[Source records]
----

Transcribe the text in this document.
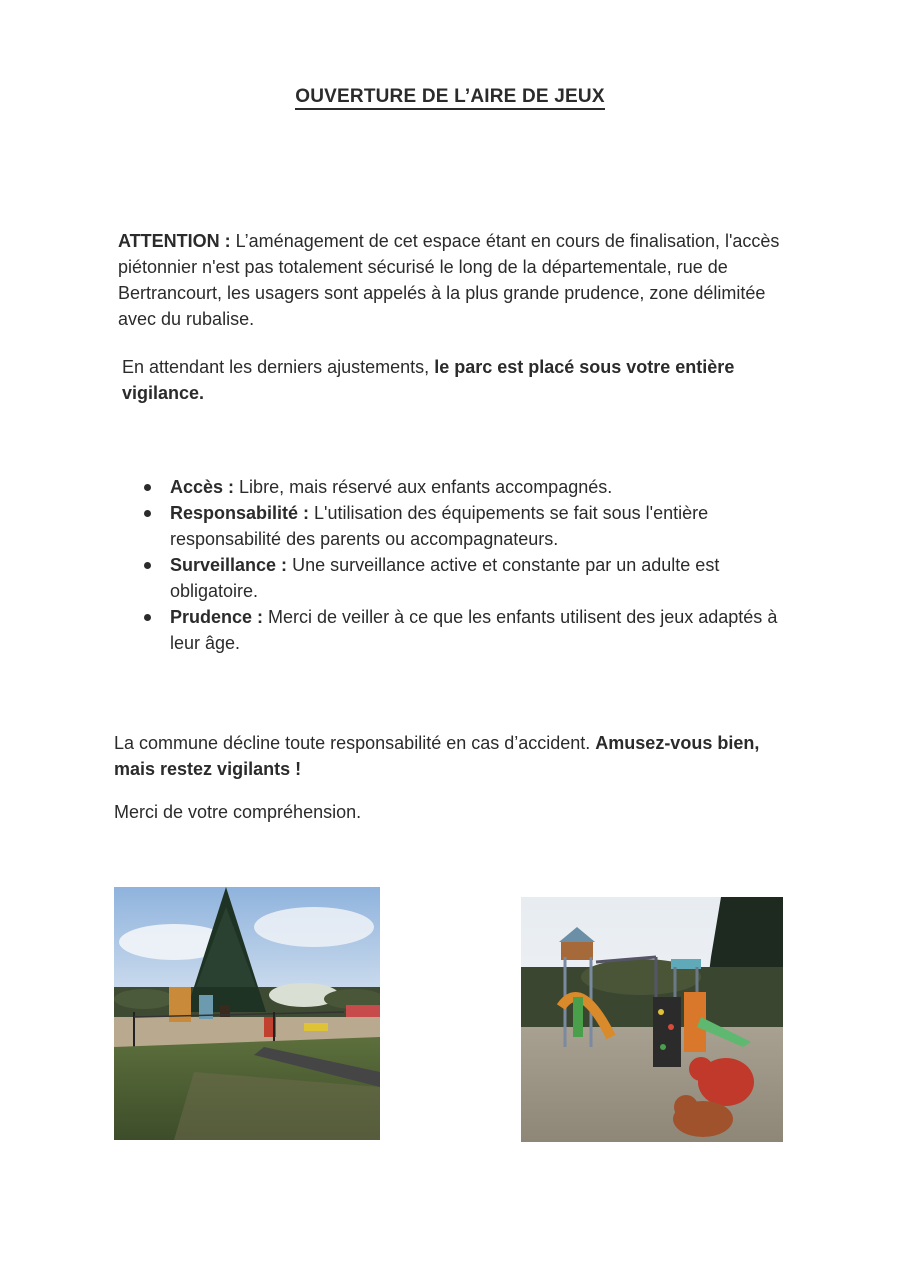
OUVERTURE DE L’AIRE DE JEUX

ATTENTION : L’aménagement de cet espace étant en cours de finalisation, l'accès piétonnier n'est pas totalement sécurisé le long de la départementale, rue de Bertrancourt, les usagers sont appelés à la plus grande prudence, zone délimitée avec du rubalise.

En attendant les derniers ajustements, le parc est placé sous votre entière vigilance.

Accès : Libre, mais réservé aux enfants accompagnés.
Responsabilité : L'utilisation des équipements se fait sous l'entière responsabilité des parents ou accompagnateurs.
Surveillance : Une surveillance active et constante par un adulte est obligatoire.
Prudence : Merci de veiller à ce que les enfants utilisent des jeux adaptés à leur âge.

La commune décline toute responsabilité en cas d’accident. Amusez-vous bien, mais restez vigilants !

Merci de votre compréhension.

----

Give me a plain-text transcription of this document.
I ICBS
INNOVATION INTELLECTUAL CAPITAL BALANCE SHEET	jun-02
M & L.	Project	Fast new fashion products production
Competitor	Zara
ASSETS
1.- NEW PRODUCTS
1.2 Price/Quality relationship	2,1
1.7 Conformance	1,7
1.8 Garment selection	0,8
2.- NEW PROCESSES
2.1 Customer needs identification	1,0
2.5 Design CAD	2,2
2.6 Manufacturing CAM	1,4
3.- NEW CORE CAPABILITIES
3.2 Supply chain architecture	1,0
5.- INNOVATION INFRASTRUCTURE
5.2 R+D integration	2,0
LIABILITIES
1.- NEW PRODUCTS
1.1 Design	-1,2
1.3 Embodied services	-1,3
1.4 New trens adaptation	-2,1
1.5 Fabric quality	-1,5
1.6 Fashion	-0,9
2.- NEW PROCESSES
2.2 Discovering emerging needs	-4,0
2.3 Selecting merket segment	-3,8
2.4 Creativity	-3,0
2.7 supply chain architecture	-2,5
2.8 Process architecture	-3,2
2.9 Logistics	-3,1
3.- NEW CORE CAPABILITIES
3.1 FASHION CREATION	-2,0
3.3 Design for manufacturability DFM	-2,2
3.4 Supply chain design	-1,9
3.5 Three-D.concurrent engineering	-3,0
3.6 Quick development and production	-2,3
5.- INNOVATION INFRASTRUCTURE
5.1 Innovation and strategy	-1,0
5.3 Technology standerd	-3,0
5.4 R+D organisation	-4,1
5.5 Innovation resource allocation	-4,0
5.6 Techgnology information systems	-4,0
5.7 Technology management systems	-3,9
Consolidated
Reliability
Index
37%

----

# Work to do:
All lines above with "needs" in them should be returned.

# Task output:
2.1 Customer needs identification	1,0
2.2 Discovering emerging needs	-4,0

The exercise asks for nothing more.